**TASK TO COMPLETE:**
Are you able to retype all the records below exactly?

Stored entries
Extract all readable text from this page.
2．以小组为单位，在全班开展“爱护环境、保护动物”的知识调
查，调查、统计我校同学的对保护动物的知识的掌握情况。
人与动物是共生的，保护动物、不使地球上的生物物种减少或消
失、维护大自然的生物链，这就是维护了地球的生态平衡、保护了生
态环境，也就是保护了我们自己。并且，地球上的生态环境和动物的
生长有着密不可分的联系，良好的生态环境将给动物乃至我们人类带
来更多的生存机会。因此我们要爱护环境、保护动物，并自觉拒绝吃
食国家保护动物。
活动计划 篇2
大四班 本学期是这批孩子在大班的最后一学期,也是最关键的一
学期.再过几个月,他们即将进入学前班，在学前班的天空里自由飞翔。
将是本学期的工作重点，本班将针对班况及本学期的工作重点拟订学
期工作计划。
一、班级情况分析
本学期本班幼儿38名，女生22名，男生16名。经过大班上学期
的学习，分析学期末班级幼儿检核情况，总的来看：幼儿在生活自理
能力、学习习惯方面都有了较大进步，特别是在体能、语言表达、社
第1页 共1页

**THE SOLUTION:**
Extract all readable text from this page.
2．以小组为单位，在全班开展“爱护环境、保护动物”的知识调
查，调查、统计我校同学的对保护动物的知识的掌握情况。
人与动物是共生的，保护动物、不使地球上的生物物种减少或消
失、维护大自然的生物链，这就是维护了地球的生态平衡、保护了生
态环境，也就是保护了我们自己。并且，地球上的生态环境和动物的
生长有着密不可分的联系，良好的生态环境将给动物乃至我们人类带
来更多的生存机会。因此我们要爱护环境、保护动物，并自觉拒绝吃
食国家保护动物。
活动计划 篇2
大四班 本学期是这批孩子在大班的最后一学期,也是最关键的一
学期.再过几个月,他们即将进入学前班，在学前班的天空里自由飞翔。
将是本学期的工作重点，本班将针对班况及本学期的工作重点拟订学
期工作计划。
一、班级情况分析
本学期本班幼儿38名，女生22名，男生16名。经过大班上学期
的学习，分析学期末班级幼儿检核情况，总的来看：幼儿在生活自理
能力、学习习惯方面都有了较大进步，特别是在体能、语言表达、社
第1页 共1页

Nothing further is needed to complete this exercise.